* _Written task_
Report every line below that holds the word "denoted".

Extracted records:
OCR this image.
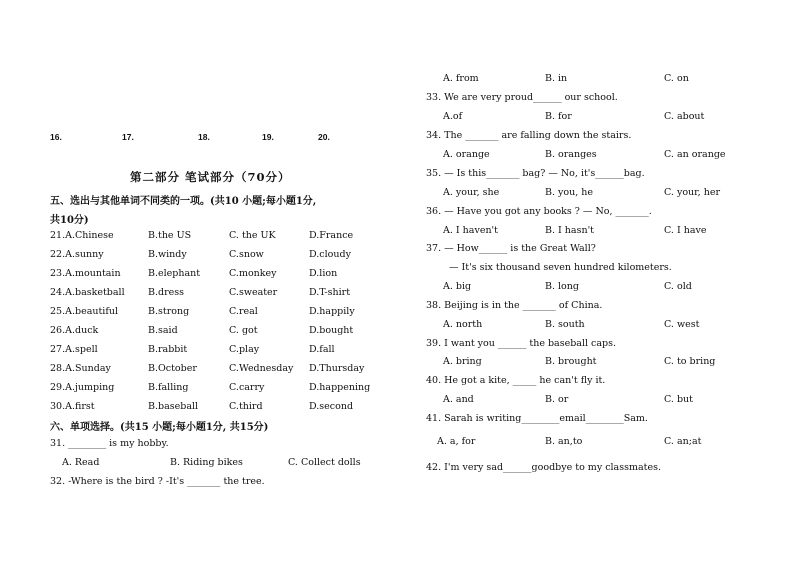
16.	17.	18.	19.	20.
第二部分 笔试部分（70分）
五、选出与其他单词不同类的一项。(共10 小题;每小题1分,
共10分)
21.A.Chinese	B.the US	C. the UK	D.France
22.A.sunny	B.windy	C.snow	D.cloudy
23.A.mountain	B.elephant	C.monkey	D.lion
24.A.basketball B.dress	C.sweater	D.T-shirt
25.A.beautiful	B.strong	C.real	D.happily
26.A.duck	B.said	C. got	D.bought
27.A.spell	B.rabbit	C.play	D.fall
28.A.Sunday	B.October	C.Wednesday D.Thursday
29.A.jumping	B.falling	C.carry	D.happening
30.A.first	B.baseball	C.third	D.second
六、单项选择。(共15 小题;每小题1分, 共15分)
31. ________ is my hobby.
A. Read	B. Riding bikes	C. Collect dolls
32. -Where is the bird ? -It's _______ the tree.
A. from	B. in	C. on
33. We are very proud______ our school.
A.of	B. for	C. about
34. The _______ are falling down the stairs.
A. orange	B. oranges	C. an orange
35. — Is this_______ bag? — No, it's______bag.
A. your, she	B. you, he	C. your, her
36. — Have you got any books ? — No, _______.
A. I haven't	B. I hasn't	C. I have
37. — How______ is the Great Wall?
— It's six thousand seven hundred kilometers.
A. big	B. long	C. old
38. Beijing is in the _______ of China.
A. north	B. south	C. west
39. I want you ______ the baseball caps.
A. bring	B. brought	C. to bring
40. He got a kite, _____ he can't fly it.
A. and	B. or	C. but
41. Sarah is writing________email________Sam.
A. a, for	B. an,to	C. an;at
42. I'm very sad______goodbye to my classmates.
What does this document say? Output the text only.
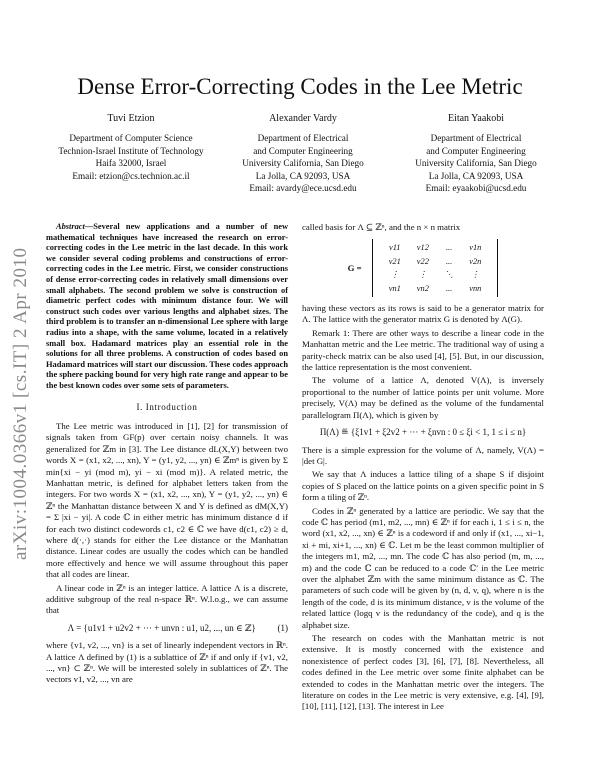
arXiv:1004.0366v1 [cs.IT] 2 Apr 2010
Dense Error-Correcting Codes in the Lee Metric
Tuvi Etzion
Department of Computer Science
Technion-Israel Institute of Technology
Haifa 32000, Israel
Email: etzion@cs.technion.ac.il
Alexander Vardy
Department of Electrical
and Computer Engineering
University California, San Diego
La Jolla, CA 92093, USA
Email: avardy@ece.ucsd.edu
Eitan Yaakobi
Department of Electrical
and Computer Engineering
University California, San Diego
La Jolla, CA 92093, USA
Email: eyaakobi@ucsd.edu

Abstract—Several new applications and a number of new mathematical techniques have increased the research on error-correcting codes in the Lee metric in the last decade. In this work we consider several coding problems and constructions of error-correcting codes in the Lee metric. First, we consider constructions of dense error-correcting codes in relatively small dimensions over small alphabets. The second problem we solve is construction of diametric perfect codes with minimum distance four. We will construct such codes over various lengths and alphabet sizes. The third problem is to transfer an n-dimensional Lee sphere with large radius into a shape, with the same volume, located in a relatively small box. Hadamard matrices play an essential role in the solutions for all three problems. A construction of codes based on Hadamard matrices will start our discussion. These codes approach the sphere packing bound for very high rate range and appear to be the best known codes over some sets of parameters.

I. Introduction

The Lee metric was introduced in [1], [2] for transmission of signals taken from GF(p) over certain noisy channels. It was generalized for ℤm in [3]. The Lee distance dL(X,Y) between two words X = (x1, x2, ..., xn), Y = (y1, y2, ..., yn) ∈ ℤmⁿ is given by Σ min{xi − yi (mod m), yi − xi (mod m)}. A related metric, the Manhattan metric, is defined for alphabet letters taken from the integers. For two words X = (x1, x2, ..., xn), Y = (y1, y2, ..., yn) ∈ ℤⁿ the Manhattan distance between X and Y is defined as dM(X,Y) = Σ |xi − yi|. A code ℂ in either metric has minimum distance d if for each two distinct codewords c1, c2 ∈ ℂ we have d(c1, c2) ≥ d, where d(·,·) stands for either the Lee distance or the Manhattan distance. Linear codes are usually the codes which can be handled more effectively and hence we will assume throughout this paper that all codes are linear.

A linear code in ℤⁿ is an integer lattice. A lattice Λ is a discrete, additive subgroup of the real n-space ℝⁿ. W.l.o.g., we can assume that

Λ = {u1v1 + u2v2 + ··· + unvn : u1, u2, ..., un ∈ ℤ} (1)

where {v1, v2, ..., vn} is a set of linearly independent vectors in ℝⁿ. A lattice Λ defined by (1) is a sublattice of ℤⁿ if and only if {v1, v2, ..., vn} ⊂ ℤⁿ. We will be interested solely in sublattices of ℤⁿ. The vectors v1, v2, ..., vn are

called basis for Λ ⊆ ℤⁿ, and the n × n matrix

G =
v11	v12	...	v1n
v21	v22	...	v2n
⋮	⋮	⋱	⋮
vn1	vn2	...	vnn

having these vectors as its rows is said to be a generator matrix for Λ. The lattice with the generator matrix G is denoted by Λ(G).

Remark 1: There are other ways to describe a linear code in the Manhattan metric and the Lee metric. The traditional way of using a parity-check matrix can be also used [4], [5]. But, in our discussion, the lattice representation is the most convenient.

The volume of a lattice Λ, denoted V(Λ), is inversely proportional to the number of lattice points per unit volume. More precisely, V(Λ) may be defined as the volume of the fundamental parallelogram Π(Λ), which is given by

Π(Λ) ≝ {ξ1v1 + ξ2v2 + ··· + ξnvn : 0 ≤ ξi < 1, 1 ≤ i ≤ n}

There is a simple expression for the volume of Λ, namely, V(Λ) = |det G|.

We say that Λ induces a lattice tiling of a shape S if disjoint copies of S placed on the lattice points on a given specific point in S form a tiling of ℤⁿ.

Codes in ℤⁿ generated by a lattice are periodic. We say that the code ℂ has period (m1, m2, ..., mn) ∈ ℤⁿ if for each i, 1 ≤ i ≤ n, the word (x1, x2, ..., xn) ∈ ℤⁿ is a codeword if and only if (x1, ..., xi−1, xi + mi, xi+1, ..., xn) ∈ ℂ. Let m be the least common multiplier of the integers m1, m2, ..., mn. The code ℂ has also period (m, m, ..., m) and the code ℂ can be reduced to a code ℂ′ in the Lee metric over the alphabet ℤm with the same minimum distance as ℂ. The parameters of such code will be given by (n, d, v, q), where n is the length of the code, d is its minimum distance, v is the volume of the related lattice (logq v is the redundancy of the code), and q is the alphabet size.

The research on codes with the Manhattan metric is not extensive. It is mostly concerned with the existence and nonexistence of perfect codes [3], [6], [7], [8]. Nevertheless, all codes defined in the Lee metric over some finite alphabet can be extended to codes in the Manhattan metric over the integers. The literature on codes in the Lee metric is very extensive, e.g. [4], [9], [10], [11], [12], [13]. The interest in Lee
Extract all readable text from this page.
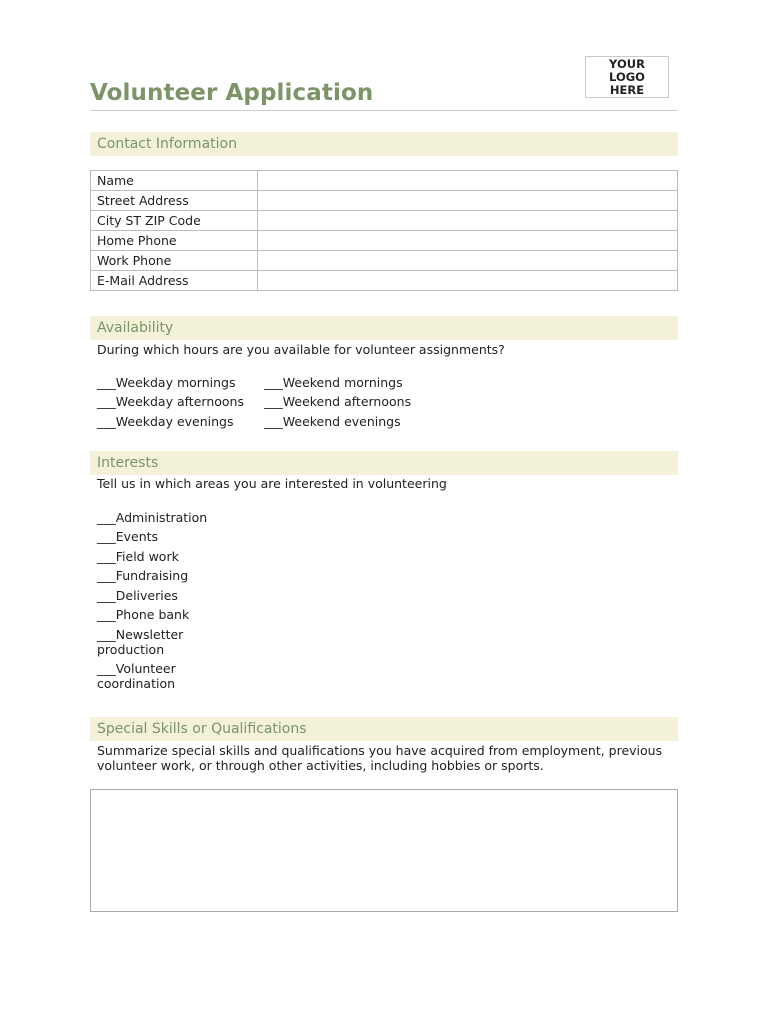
YOUR LOGO HERE
Volunteer Application
Contact Information
Name	
Street Address	
City ST ZIP Code	
Home Phone	
Work Phone	
E-Mail Address	
Availability

During which hours are you available for volunteer assignments?

___Weekday mornings
___Weekday afternoons
___Weekday evenings
___Weekend mornings
___Weekend afternoons
___Weekend evenings
Interests

Tell us in which areas you are interested in volunteering

___Administration
___Events
___Field work
___Fundraising
___Deliveries
___Phone bank
___Newsletter production
___Volunteer coordination
Special Skills or Qualifications

Summarize special skills and qualifications you have acquired from employment, previous volunteer work, or through other activities, including hobbies or sports.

* _Problem solution_
having these vectors as its rows is said to be a generator matrix for Λ. The lattice with the generator matrix G is denoted by Λ(G).
The volume of a lattice Λ, denoted V(Λ), is inversely proportional to the number of lattice points per unit volume. More precisely, V(Λ) may be defined as the volume of the fundamental parallelogram Π(Λ), which is given by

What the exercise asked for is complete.